REQUIRED TASK » Rewrite the material from its first line through the line holding "approved-label: APPROVED: <box>412", inclusive, with "sheet-number" replaced by "page-number" and everything else left unchanged.

RECORDS SHOWN »
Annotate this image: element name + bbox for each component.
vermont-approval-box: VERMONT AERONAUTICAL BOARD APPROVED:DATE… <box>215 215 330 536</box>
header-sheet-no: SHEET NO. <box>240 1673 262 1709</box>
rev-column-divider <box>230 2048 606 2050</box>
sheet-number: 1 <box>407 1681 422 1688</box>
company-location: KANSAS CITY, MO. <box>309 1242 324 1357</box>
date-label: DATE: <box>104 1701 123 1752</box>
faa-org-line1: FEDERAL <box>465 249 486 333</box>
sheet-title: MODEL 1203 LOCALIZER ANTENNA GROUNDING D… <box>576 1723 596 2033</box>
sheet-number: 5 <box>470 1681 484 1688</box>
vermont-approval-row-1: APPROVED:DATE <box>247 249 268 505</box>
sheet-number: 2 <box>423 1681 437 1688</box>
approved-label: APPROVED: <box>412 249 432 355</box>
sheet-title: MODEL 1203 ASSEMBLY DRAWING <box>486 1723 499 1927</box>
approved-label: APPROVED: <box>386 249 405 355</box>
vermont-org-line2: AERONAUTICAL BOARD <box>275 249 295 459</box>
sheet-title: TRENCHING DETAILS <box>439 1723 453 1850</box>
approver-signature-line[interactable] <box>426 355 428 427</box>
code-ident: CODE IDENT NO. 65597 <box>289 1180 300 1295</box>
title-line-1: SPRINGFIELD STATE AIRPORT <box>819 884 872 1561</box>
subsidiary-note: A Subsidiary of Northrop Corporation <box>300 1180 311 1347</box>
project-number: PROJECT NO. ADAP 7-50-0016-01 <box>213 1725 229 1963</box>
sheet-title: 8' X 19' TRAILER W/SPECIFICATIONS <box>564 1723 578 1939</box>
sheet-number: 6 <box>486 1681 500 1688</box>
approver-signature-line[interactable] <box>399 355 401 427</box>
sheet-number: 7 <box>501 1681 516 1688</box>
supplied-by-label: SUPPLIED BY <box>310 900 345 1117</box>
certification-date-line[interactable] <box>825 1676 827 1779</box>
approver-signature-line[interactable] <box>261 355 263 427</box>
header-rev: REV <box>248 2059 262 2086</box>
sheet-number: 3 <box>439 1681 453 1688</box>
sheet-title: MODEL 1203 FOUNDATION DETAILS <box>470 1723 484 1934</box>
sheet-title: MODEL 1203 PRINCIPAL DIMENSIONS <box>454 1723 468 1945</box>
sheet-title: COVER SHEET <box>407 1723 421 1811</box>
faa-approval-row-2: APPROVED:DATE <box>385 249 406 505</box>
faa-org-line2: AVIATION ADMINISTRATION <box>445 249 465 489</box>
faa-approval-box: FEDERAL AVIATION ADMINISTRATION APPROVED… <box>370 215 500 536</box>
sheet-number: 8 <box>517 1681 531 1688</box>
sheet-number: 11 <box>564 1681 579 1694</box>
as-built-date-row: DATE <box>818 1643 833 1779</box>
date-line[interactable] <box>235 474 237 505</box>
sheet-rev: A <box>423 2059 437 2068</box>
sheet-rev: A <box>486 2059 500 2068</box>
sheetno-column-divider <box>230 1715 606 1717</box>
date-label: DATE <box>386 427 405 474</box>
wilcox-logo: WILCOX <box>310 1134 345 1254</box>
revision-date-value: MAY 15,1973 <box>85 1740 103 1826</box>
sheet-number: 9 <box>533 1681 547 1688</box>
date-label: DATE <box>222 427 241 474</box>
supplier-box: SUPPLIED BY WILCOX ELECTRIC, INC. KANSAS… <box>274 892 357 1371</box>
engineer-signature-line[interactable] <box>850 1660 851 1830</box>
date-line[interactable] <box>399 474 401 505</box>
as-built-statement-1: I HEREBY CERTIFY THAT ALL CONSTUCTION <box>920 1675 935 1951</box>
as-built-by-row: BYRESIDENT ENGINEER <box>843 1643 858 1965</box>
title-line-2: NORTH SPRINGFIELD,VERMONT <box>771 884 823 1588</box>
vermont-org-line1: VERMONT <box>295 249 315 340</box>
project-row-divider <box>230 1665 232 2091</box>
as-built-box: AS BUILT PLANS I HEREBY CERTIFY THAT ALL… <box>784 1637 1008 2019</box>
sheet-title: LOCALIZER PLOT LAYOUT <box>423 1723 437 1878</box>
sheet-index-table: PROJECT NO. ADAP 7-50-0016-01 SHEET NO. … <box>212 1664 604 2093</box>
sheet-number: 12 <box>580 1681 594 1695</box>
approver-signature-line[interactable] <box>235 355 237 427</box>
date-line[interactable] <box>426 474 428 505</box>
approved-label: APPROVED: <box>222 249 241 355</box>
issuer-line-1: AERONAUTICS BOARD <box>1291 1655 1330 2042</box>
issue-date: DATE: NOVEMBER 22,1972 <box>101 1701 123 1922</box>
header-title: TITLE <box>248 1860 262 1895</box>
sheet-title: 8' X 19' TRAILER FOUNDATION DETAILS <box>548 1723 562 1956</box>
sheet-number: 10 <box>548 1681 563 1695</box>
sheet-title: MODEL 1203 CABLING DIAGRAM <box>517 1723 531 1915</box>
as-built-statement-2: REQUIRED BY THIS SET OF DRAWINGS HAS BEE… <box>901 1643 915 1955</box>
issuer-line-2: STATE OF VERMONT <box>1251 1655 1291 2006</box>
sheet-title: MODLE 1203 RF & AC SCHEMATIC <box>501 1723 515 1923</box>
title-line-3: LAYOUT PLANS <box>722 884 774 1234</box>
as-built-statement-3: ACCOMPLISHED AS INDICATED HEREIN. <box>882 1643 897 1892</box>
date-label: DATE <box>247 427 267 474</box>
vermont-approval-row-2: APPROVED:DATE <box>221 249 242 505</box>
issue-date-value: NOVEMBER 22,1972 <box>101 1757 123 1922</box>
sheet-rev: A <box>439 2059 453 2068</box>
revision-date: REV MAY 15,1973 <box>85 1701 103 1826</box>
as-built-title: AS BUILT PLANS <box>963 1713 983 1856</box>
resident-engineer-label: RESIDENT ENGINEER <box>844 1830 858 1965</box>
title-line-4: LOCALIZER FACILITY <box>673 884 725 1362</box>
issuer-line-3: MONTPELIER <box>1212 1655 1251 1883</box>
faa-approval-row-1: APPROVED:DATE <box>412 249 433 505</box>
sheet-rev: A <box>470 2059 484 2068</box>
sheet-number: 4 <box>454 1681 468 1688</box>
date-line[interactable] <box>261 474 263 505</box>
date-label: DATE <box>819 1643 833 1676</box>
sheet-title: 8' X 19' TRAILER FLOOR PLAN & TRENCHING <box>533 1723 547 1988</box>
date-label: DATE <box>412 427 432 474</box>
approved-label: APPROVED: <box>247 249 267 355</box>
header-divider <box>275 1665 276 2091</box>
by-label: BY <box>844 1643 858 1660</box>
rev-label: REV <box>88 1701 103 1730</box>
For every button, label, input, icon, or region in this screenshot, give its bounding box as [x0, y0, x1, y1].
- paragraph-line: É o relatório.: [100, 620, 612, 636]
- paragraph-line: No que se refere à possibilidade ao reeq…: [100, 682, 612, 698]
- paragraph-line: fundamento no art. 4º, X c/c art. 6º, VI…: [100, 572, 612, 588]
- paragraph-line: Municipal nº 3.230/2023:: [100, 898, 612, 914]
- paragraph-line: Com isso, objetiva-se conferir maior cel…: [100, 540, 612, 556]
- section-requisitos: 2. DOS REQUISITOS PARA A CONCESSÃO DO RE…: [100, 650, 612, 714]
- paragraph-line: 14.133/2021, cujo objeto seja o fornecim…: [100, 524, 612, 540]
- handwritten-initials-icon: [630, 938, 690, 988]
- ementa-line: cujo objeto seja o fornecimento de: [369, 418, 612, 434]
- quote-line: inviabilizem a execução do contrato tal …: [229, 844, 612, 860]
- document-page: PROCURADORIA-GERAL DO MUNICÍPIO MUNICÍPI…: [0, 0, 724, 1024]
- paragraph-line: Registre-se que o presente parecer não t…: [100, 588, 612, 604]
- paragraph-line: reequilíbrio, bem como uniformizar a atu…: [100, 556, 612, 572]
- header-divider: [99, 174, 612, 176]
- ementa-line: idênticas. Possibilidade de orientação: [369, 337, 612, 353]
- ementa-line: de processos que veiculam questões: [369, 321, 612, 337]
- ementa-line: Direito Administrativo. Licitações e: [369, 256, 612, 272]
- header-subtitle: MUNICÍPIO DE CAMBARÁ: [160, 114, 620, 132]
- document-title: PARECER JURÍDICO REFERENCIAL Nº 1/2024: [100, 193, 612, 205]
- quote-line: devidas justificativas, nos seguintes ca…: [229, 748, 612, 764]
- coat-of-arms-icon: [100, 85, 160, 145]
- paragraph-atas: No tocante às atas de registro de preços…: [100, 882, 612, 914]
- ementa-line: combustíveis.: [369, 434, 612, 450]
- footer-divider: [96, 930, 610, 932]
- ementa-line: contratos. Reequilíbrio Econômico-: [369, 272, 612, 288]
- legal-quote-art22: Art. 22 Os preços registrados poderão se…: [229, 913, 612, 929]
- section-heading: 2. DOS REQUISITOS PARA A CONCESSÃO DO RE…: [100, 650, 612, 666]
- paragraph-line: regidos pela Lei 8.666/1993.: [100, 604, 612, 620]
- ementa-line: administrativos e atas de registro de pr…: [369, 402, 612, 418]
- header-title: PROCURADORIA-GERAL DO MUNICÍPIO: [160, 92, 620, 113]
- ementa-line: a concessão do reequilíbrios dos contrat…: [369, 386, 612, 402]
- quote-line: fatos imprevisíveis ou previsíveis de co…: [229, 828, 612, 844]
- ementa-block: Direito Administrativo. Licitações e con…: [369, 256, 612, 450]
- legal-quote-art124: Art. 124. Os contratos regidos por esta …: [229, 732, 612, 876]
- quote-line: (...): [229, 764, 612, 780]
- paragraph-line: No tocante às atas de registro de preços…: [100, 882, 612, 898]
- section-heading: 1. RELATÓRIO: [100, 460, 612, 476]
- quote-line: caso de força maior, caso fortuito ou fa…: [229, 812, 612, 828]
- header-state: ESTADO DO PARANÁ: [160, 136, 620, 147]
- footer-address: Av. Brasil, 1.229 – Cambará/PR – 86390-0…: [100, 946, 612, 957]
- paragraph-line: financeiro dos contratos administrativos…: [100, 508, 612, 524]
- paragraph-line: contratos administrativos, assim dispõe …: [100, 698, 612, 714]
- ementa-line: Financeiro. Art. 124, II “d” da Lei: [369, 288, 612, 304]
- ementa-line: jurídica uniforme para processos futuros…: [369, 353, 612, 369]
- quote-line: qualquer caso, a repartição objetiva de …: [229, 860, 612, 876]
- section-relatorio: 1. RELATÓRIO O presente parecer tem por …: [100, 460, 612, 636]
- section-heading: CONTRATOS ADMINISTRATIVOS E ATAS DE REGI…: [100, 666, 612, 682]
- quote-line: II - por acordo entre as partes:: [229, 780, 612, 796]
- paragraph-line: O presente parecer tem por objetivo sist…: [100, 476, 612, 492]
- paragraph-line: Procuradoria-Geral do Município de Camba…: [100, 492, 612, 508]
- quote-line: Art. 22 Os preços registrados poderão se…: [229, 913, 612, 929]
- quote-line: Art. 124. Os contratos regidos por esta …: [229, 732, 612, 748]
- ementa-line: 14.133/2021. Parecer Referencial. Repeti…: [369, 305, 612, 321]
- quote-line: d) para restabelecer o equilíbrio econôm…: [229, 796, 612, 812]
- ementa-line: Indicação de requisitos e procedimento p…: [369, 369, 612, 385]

SOLVED PROBLEM »
Annotate this image: element name + bbox for each component.
vermont-approval-box: VERMONT AERONAUTICAL BOARD APPROVED:DATE… <box>215 215 330 536</box>
header-sheet-no: SHEET NO. <box>240 1673 262 1709</box>
rev-column-divider <box>230 2048 606 2050</box>
page-number: 1 <box>407 1681 422 1688</box>
company-location: KANSAS CITY, MO. <box>309 1242 324 1357</box>
date-label: DATE: <box>104 1701 123 1752</box>
faa-org-line1: FEDERAL <box>465 249 486 333</box>
sheet-title: MODEL 1203 LOCALIZER ANTENNA GROUNDING D… <box>576 1723 596 2033</box>
page-number: 5 <box>470 1681 484 1688</box>
vermont-approval-row-1: APPROVED:DATE <box>247 249 268 505</box>
page-number: 2 <box>423 1681 437 1688</box>
approved-label: APPROVED: <box>412 249 432 355</box>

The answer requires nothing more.